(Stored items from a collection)

+ + +

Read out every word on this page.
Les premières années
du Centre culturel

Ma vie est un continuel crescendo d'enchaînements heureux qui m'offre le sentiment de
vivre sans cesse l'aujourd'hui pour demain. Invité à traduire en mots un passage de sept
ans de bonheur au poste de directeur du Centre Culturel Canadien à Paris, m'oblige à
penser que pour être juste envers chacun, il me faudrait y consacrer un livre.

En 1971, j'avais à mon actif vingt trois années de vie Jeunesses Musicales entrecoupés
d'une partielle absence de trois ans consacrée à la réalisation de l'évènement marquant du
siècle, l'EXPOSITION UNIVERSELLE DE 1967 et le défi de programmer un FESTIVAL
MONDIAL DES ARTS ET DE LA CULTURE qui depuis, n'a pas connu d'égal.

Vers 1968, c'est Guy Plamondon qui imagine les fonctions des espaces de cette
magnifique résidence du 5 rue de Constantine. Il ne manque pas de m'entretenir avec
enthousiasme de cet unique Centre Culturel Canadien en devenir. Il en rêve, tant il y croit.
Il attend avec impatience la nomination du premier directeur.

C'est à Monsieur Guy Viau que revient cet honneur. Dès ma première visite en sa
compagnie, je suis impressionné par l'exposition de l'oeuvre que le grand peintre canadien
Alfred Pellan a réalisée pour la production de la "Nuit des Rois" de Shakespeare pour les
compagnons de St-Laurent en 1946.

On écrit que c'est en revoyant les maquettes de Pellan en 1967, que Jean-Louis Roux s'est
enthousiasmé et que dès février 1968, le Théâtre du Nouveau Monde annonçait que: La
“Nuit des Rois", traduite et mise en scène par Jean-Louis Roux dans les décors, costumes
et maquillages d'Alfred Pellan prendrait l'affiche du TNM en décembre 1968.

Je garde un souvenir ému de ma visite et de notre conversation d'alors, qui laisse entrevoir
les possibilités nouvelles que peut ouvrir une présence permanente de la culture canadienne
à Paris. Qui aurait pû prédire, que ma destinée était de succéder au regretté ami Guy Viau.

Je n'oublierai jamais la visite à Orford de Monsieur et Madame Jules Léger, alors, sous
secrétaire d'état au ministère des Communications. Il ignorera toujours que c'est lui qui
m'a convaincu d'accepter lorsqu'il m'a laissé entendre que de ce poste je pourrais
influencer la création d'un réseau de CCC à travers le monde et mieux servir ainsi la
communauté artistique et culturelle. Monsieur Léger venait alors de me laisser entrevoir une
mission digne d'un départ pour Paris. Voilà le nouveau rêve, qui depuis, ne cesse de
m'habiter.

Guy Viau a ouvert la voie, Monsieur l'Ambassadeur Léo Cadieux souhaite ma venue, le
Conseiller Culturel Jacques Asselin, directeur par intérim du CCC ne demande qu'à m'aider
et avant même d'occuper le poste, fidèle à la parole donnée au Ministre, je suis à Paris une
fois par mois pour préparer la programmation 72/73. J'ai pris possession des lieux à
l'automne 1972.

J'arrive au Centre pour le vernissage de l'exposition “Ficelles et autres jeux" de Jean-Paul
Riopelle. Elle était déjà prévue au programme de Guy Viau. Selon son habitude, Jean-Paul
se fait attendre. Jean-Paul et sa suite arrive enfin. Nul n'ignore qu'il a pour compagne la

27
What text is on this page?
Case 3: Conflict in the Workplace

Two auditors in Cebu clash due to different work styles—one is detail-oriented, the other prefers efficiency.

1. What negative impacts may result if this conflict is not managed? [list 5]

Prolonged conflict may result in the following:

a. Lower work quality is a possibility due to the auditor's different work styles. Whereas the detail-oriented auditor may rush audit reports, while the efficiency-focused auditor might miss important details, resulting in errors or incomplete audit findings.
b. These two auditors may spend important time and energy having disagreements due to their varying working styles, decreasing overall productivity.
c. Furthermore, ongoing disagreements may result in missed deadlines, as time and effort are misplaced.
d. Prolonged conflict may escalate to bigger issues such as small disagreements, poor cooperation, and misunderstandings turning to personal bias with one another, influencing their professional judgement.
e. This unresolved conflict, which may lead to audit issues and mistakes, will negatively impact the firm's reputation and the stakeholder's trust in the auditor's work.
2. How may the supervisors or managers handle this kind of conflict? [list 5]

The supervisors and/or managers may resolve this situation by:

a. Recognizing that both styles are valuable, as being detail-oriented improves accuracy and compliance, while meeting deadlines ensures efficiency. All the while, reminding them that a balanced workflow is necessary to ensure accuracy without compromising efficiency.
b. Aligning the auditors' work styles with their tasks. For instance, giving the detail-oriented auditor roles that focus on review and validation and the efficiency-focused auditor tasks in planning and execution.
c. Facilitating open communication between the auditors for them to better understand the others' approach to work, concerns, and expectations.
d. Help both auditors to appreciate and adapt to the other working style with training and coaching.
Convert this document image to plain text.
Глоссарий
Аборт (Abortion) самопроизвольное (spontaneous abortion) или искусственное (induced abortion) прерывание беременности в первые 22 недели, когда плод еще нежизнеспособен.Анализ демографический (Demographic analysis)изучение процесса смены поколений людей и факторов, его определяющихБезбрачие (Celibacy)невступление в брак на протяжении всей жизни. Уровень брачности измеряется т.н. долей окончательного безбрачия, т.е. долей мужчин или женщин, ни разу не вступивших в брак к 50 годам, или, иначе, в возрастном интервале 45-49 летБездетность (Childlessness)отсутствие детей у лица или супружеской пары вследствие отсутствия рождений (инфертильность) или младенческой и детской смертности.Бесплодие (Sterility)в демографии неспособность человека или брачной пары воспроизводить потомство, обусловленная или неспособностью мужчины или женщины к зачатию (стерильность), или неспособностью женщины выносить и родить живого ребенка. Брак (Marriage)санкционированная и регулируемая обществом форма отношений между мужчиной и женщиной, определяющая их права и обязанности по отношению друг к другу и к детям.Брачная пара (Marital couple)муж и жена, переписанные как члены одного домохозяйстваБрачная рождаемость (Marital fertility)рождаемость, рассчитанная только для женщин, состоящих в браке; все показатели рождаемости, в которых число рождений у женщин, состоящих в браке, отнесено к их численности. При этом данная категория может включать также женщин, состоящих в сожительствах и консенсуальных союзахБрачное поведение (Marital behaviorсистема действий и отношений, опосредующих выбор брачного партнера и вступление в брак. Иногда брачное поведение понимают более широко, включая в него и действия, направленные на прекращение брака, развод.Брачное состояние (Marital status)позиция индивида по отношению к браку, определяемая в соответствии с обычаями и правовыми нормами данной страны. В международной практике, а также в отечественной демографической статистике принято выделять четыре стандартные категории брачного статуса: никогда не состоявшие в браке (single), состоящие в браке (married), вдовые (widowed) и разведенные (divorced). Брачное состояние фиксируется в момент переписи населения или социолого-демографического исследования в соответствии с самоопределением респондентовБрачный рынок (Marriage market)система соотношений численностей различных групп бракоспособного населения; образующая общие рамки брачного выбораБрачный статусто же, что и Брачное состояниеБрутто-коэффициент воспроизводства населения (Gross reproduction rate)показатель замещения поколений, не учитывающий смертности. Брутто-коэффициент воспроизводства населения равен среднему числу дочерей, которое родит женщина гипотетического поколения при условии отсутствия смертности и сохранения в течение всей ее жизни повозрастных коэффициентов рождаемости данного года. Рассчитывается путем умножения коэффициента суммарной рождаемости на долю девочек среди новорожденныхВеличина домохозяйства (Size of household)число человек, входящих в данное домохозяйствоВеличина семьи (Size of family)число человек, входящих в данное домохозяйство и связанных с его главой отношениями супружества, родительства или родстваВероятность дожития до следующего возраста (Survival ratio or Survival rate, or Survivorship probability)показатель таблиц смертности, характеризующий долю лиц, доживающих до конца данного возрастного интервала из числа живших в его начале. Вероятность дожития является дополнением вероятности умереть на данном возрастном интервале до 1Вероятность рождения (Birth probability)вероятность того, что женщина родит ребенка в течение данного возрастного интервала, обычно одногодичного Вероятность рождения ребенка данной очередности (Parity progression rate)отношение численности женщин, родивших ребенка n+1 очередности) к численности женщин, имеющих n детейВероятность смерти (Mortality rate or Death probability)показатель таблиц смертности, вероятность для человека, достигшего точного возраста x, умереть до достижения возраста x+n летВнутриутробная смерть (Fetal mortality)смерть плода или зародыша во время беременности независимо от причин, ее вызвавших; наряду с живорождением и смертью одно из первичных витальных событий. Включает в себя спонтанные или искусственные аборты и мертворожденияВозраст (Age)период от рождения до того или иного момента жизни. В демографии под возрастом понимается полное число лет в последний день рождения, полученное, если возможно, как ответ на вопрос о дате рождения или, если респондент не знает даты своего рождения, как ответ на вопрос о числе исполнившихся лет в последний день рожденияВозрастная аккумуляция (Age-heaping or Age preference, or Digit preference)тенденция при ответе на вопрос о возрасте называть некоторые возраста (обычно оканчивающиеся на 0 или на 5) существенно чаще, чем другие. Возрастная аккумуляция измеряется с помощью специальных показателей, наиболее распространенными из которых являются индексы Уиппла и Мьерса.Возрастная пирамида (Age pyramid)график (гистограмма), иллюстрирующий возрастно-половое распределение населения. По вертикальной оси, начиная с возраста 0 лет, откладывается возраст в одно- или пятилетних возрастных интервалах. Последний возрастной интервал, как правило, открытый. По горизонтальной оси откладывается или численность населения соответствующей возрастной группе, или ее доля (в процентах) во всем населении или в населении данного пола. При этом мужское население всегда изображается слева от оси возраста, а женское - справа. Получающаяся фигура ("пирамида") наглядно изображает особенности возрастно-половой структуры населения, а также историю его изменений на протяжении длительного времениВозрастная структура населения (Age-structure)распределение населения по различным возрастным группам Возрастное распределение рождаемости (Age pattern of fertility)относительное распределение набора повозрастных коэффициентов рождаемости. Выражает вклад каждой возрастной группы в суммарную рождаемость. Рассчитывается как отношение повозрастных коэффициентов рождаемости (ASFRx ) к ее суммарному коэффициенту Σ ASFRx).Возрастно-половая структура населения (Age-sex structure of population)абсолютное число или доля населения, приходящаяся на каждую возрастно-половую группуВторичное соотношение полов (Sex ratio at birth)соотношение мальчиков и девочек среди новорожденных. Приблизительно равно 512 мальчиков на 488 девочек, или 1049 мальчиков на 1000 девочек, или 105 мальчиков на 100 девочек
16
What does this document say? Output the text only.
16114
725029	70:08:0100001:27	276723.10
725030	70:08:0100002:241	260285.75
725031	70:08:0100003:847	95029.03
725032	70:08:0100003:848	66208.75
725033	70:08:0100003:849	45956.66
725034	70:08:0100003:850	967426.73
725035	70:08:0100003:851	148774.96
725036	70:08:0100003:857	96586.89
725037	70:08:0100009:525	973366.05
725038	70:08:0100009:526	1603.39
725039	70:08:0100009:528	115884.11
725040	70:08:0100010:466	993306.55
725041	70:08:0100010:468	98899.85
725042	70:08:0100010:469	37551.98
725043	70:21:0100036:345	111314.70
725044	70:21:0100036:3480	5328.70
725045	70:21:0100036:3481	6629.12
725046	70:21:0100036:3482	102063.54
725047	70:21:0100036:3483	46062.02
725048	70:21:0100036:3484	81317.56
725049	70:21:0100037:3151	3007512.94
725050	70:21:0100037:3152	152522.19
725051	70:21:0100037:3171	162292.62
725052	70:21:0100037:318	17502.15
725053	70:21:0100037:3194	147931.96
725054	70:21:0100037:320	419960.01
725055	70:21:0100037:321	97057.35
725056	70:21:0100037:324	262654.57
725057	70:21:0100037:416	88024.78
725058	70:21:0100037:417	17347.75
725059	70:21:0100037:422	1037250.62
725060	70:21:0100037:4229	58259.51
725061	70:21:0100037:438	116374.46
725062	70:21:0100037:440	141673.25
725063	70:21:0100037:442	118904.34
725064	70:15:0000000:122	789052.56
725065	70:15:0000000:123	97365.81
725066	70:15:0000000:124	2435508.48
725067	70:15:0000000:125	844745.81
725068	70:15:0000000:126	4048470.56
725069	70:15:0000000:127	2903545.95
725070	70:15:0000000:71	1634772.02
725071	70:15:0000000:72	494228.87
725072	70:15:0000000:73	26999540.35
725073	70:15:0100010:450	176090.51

+ + +

- Exercise directions
Scan the material above for the word "list". Copy each line where it occurs.

- Worked answer
1. What negative impacts may result if this conflict is not managed? [list 5]
2. How may the supervisors or managers handle this kind of conflict? [list 5]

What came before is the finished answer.